§ **PÁGINA**:
Huellas cubanas

27 noviembre, 2016
(De izq. a der.) Ministra de Exteriores Golda Meir, Presidente Itzjak ben Zvi y embajador Ricardo Wolf, intercambiando credenciales. Jerusalén, 1960

Joseph Hodara

La muerte de Fidel Castro aviva múltiples reacciones y recuerdos. Algunos ofrecen una postura equilibrada como en el caso de Barack Obama; otros- siguiendo el ejemplo anticipable de Trump – insisten en desearle la muerte en su muerte como si fueran dueños indisputables del juicio histórico. Para Israel y para los judíos –y con algún lugar para reminicencias personales – este hecho tiene, al menos indirectamente, particular importancia. Me explicaré.

Aludo en este contexto a un personaje que merece distinguido lugar en la promoción y reconocimiento de los más altos talentos científicos. Se trata de Richard Wolf quien desde 1975 puso bases al premio que lleva su nombre, el segundo de mayor prestigio después del Nobel. Y por este mérito es con justicia celebrado. Sin embargo, muy pocos saben que cuando llegó a Israel en 1961 el nombre que aparecía en su pasaporte diplomático cubano era otro: Ricardo Lobo, y que su esposa era conocida como «Panchita», mujer española que en los años veinte se distinguió en su país por su afición al tenis. Durante más de una década ambos avivaron las relaciones entre Jerusalén y Habana desde la mansión que construyeron en uno de los promontorios de Herzlía. Giros en mi vida me dispensaron la posibilidad de otear desde allí las cercanas olas del Mediterráneo y conocer huellas y testimonios de la Revolución que el Embajador Lobo defendía y representaba.

§ **EN QUÉ CONSISTE**: Copia el fragmento del artículo que empieza con "La muerte de" y termina después de "importancia. Me explicaré.", y sustituye "reacciones" por "opiniones".

§ **MATERIAL PROPORCIONADO**:
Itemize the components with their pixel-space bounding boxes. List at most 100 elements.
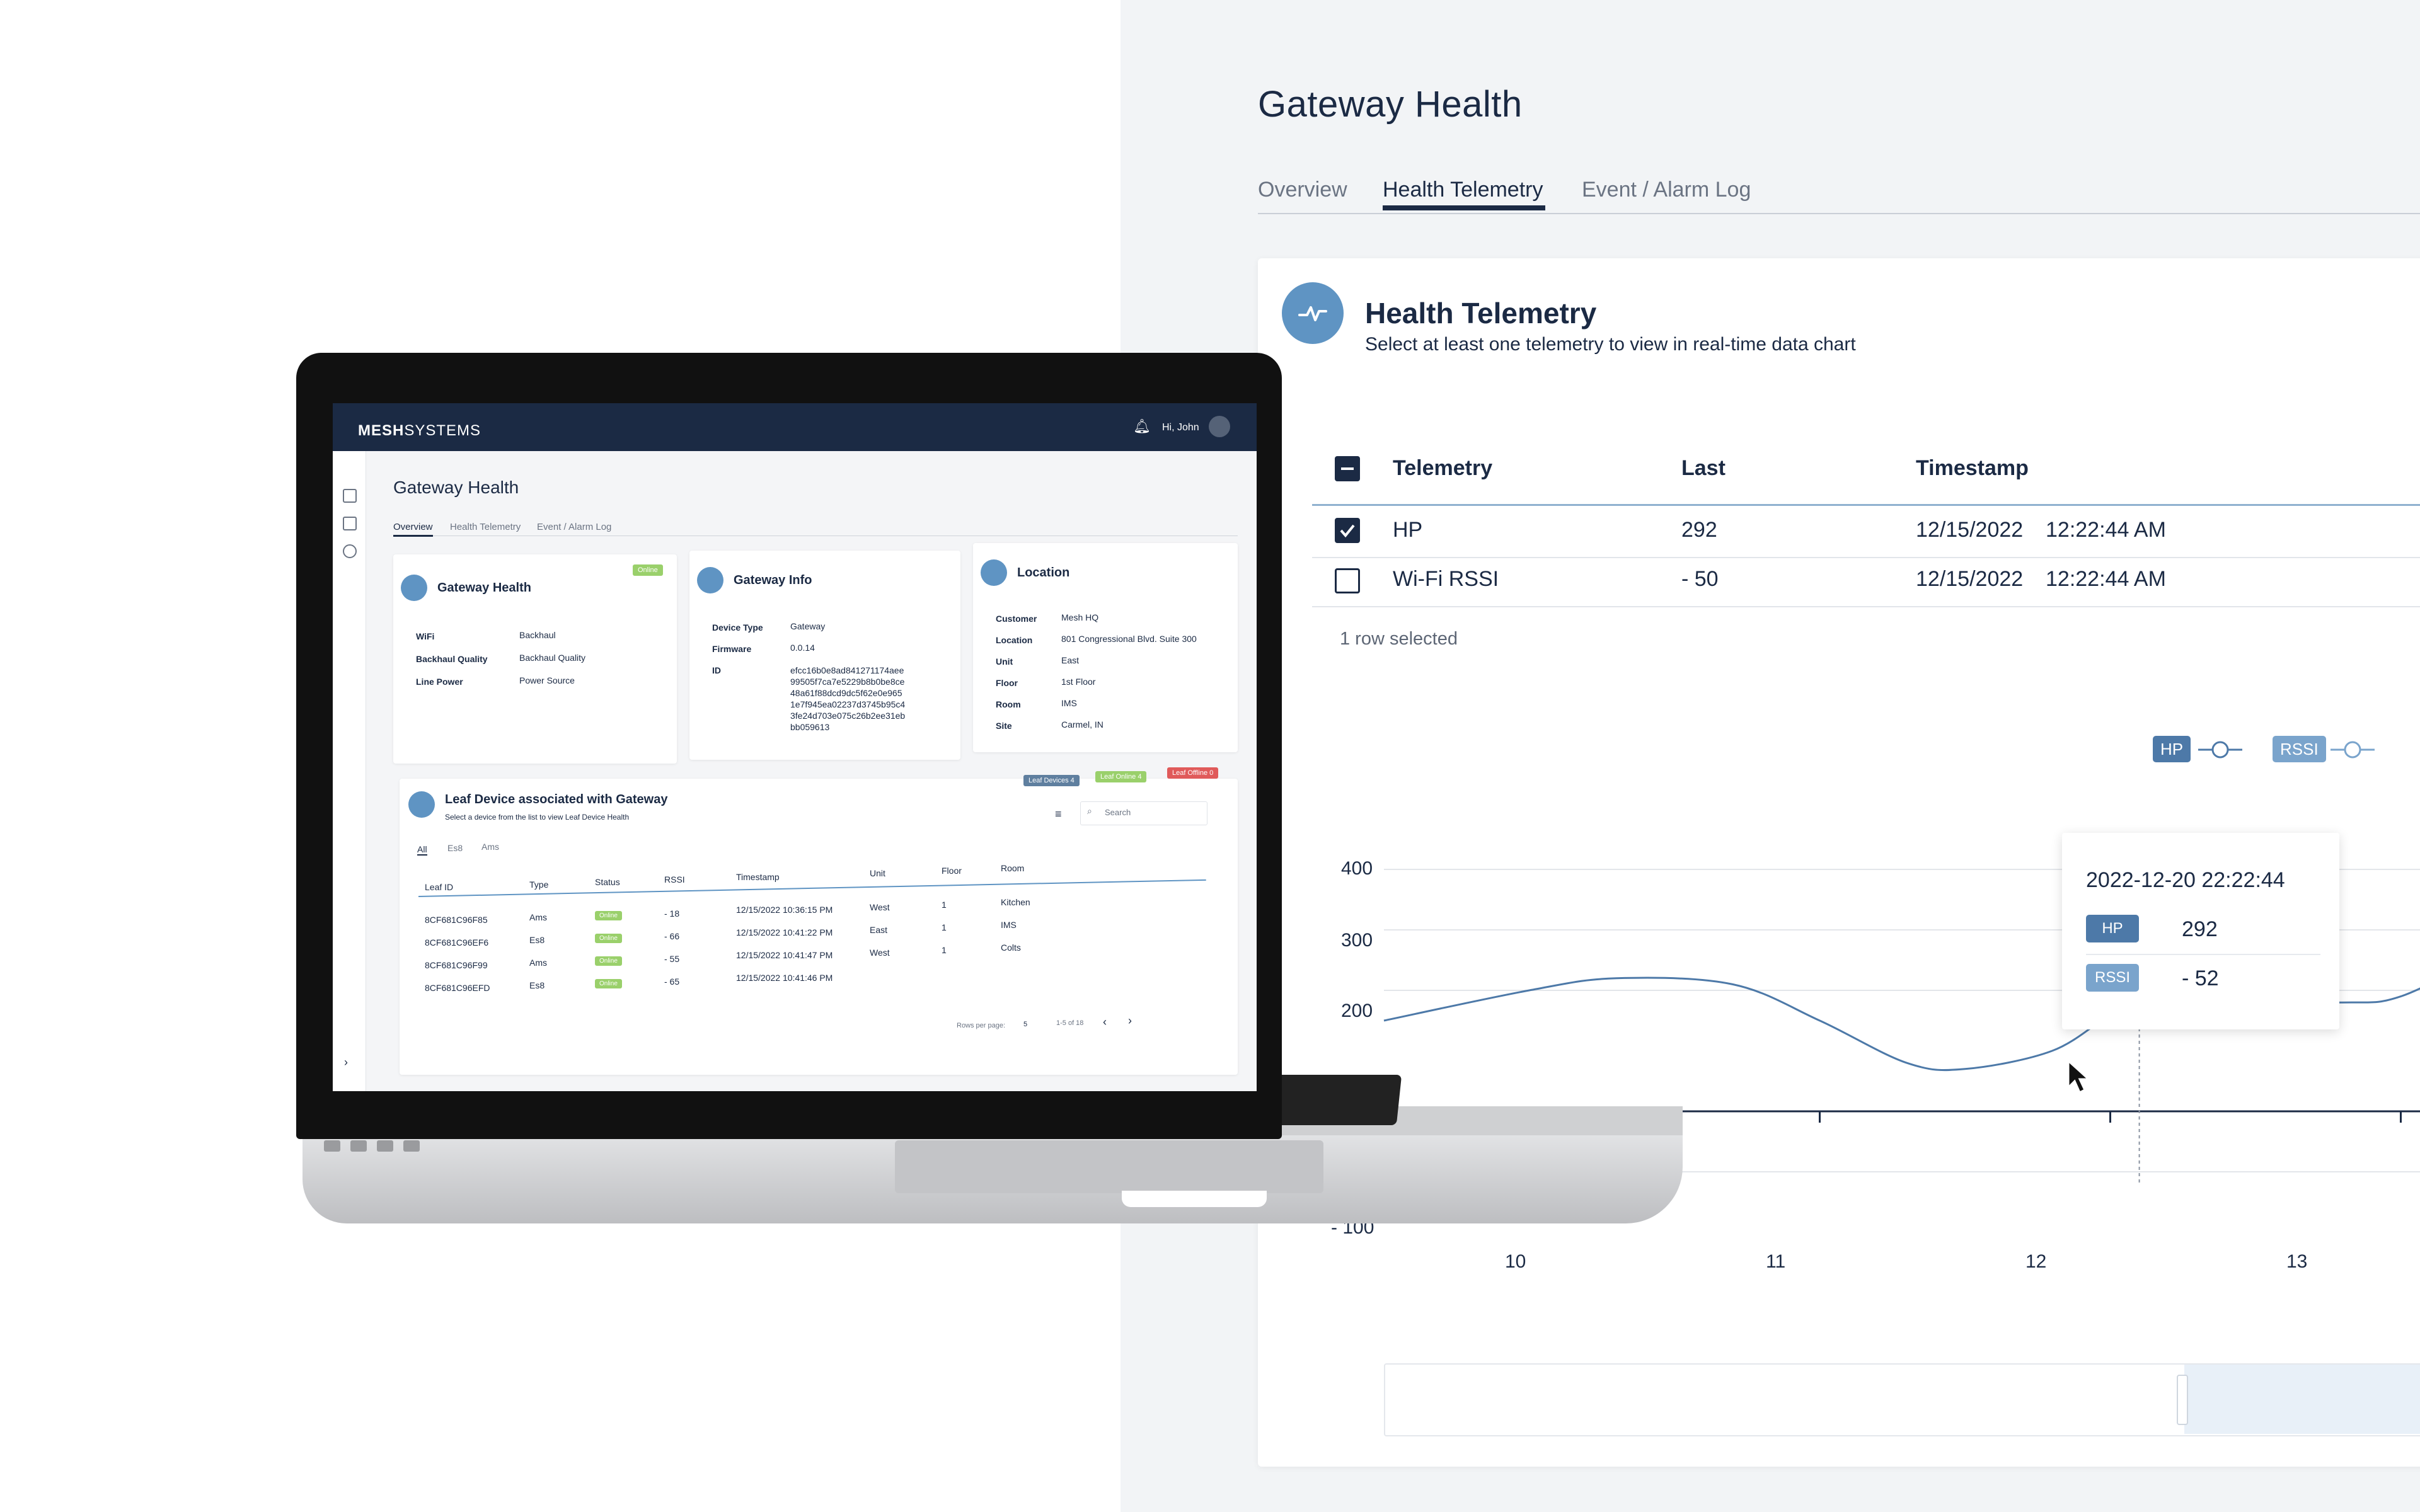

* * *

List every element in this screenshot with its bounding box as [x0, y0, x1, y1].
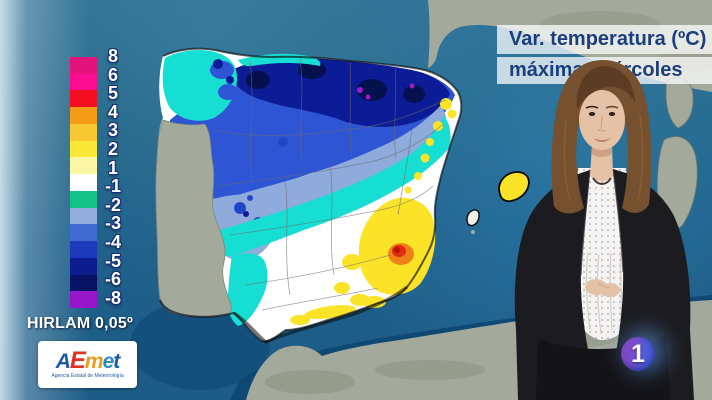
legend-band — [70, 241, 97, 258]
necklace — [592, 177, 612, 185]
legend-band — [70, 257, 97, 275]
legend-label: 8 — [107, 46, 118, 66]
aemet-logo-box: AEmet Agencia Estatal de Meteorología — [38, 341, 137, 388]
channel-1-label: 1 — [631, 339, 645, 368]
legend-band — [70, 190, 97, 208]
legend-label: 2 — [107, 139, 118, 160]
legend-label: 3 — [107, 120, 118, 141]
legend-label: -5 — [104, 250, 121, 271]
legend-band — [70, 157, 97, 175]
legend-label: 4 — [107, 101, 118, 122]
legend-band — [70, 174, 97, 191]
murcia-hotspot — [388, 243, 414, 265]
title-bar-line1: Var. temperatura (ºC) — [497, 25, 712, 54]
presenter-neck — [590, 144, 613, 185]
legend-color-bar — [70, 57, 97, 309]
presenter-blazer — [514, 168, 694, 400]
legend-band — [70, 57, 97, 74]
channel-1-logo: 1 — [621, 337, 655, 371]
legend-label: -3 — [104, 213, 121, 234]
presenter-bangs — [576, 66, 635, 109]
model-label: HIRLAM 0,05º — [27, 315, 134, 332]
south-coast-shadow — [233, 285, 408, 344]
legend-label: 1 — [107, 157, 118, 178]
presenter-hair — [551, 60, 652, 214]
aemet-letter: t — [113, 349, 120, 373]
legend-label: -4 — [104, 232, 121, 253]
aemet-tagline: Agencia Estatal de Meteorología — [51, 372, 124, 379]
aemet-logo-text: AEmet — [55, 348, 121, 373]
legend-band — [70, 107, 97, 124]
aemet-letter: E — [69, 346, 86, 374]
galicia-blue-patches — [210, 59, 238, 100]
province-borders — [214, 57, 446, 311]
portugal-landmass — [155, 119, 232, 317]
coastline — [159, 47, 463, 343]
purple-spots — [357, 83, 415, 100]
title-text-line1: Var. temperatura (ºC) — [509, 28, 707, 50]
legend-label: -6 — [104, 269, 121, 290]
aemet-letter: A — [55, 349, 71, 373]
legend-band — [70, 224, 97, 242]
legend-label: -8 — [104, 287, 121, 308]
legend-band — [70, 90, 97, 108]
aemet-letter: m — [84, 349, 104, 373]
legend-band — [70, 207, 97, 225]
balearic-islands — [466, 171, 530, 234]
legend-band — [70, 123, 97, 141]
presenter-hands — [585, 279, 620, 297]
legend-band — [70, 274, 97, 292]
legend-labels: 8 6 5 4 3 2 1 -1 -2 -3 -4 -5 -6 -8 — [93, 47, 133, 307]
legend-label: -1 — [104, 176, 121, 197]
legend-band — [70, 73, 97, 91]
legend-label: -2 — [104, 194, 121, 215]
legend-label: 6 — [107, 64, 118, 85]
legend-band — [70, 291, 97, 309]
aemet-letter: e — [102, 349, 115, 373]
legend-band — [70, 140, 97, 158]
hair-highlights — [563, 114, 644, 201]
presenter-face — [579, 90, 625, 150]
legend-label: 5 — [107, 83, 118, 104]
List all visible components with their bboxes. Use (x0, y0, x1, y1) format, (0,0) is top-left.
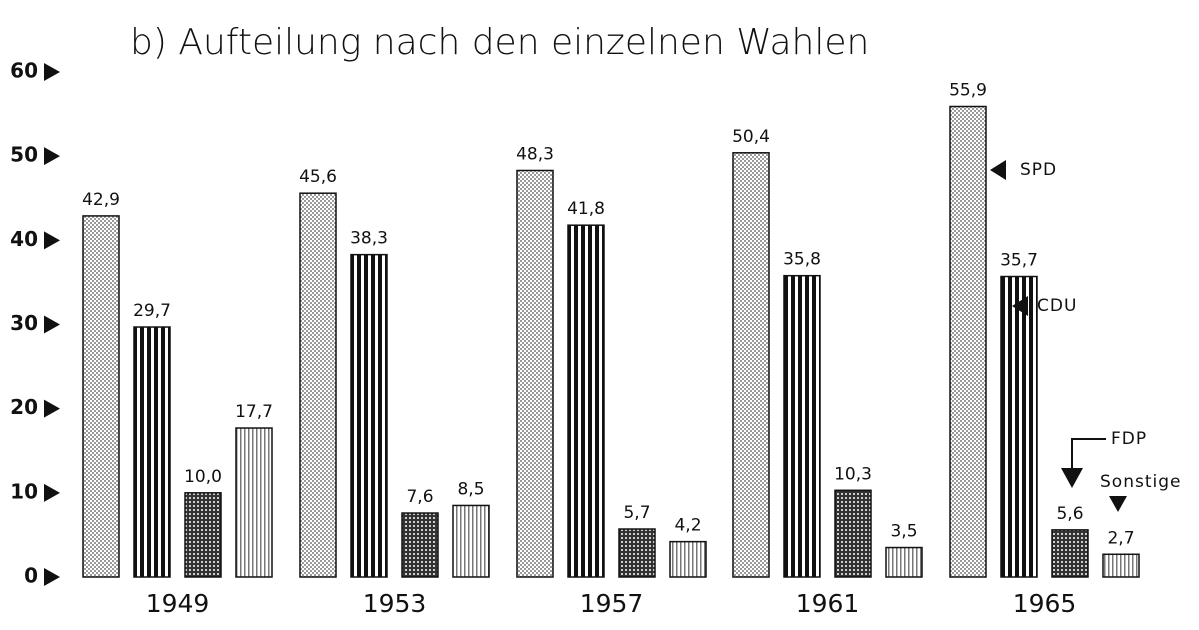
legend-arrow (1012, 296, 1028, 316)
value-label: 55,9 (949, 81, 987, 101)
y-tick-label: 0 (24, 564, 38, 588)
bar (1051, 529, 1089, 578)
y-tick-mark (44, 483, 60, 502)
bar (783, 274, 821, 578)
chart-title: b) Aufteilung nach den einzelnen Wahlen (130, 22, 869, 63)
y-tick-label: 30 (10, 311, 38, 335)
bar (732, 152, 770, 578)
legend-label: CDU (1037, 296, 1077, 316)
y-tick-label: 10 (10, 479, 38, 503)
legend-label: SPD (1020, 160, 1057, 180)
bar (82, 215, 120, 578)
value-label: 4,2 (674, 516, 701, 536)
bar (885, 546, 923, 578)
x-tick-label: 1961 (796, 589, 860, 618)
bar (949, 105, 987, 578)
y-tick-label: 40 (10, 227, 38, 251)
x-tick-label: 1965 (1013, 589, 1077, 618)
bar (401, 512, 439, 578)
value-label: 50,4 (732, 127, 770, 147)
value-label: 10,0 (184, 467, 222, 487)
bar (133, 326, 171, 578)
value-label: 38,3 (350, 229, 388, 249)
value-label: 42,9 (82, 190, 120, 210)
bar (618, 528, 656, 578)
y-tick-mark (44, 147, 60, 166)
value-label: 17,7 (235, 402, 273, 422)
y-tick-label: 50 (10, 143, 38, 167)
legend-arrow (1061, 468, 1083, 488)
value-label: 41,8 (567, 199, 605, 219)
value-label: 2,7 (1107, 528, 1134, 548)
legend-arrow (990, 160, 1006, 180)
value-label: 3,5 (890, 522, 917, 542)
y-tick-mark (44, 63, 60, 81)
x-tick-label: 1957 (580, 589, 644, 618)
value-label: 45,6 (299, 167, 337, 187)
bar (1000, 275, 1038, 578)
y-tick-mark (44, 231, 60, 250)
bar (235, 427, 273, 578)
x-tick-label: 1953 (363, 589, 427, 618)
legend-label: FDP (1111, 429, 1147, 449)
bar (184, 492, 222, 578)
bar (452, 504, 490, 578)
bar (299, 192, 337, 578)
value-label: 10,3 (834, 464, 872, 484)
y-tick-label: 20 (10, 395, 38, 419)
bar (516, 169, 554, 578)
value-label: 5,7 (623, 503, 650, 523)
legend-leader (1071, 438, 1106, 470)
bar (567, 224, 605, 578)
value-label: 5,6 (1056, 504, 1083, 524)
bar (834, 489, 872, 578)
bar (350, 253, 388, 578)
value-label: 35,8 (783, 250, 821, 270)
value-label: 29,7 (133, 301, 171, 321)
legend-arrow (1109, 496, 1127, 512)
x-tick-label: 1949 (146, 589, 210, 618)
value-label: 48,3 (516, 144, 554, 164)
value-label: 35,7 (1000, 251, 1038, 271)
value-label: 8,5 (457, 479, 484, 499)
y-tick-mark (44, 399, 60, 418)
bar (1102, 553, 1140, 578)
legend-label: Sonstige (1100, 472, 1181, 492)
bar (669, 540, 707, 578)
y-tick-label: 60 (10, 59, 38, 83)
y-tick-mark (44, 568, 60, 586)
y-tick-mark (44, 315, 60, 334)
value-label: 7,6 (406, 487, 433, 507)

...

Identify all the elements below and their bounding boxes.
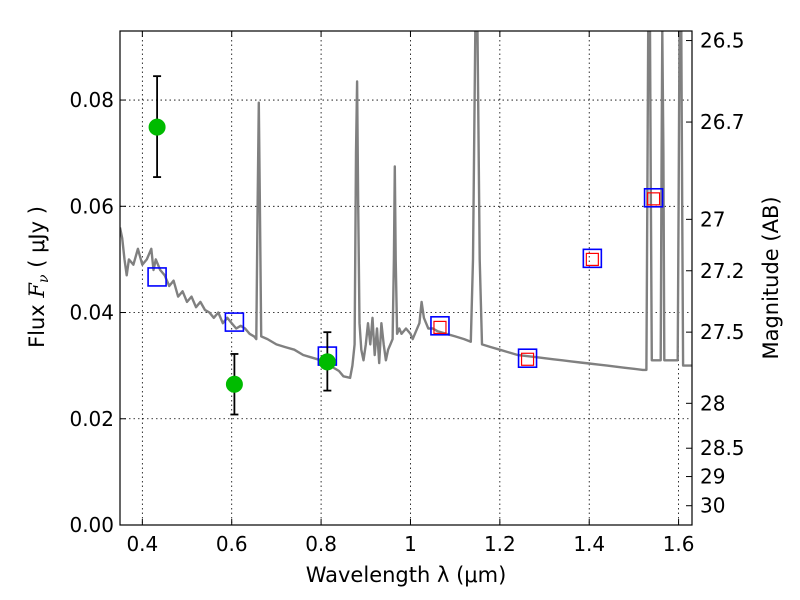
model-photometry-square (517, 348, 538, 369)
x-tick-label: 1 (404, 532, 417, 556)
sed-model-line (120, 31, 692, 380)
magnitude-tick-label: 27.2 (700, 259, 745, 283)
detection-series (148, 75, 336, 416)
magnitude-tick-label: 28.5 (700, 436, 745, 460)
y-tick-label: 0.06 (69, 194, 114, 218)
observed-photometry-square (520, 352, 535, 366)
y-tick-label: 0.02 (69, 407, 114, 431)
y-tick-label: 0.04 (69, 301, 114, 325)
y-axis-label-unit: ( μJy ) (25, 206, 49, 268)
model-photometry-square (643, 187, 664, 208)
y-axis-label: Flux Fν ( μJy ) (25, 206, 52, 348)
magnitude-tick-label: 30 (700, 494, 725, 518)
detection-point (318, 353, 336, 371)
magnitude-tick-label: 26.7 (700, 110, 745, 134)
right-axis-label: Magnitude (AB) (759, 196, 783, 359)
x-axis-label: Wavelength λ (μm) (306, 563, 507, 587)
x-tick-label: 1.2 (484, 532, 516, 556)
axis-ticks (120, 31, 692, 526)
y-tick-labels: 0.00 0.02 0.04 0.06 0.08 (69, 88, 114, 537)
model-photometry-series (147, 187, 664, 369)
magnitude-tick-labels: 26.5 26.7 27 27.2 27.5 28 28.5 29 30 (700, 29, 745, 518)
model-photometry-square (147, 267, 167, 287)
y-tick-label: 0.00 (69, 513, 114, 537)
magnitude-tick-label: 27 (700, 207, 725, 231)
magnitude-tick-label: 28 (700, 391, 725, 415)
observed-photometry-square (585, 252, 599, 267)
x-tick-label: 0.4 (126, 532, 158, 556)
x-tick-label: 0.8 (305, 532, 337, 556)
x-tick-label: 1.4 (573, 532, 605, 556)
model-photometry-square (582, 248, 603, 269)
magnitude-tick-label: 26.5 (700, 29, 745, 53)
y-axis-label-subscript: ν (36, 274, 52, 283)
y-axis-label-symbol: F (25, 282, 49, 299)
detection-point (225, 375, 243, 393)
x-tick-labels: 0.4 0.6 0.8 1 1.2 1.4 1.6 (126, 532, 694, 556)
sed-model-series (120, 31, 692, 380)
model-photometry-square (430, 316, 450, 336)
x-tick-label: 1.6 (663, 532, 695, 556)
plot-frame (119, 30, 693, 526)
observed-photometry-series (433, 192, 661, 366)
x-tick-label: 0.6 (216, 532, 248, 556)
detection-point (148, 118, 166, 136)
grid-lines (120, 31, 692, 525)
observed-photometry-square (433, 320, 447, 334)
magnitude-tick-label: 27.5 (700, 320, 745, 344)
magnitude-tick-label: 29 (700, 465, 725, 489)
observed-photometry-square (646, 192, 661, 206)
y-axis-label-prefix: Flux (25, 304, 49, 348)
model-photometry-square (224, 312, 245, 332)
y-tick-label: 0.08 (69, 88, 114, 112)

§ **LA RESPUESTA**:
La muerte de Fidel Castro aviva múltiples opiniones y recuerdos. Algunos ofrecen una postura equilibrada como en el caso de Barack Obama; otros- siguiendo el ejemplo anticipable de Trump – insisten en desearle la muerte en su muerte como si fueran dueños indisputables del juicio histórico. Para Israel y para los judíos –y con algún lugar para reminicencias personales – este hecho tiene, al menos indirectamente, particular importancia. Me explicaré.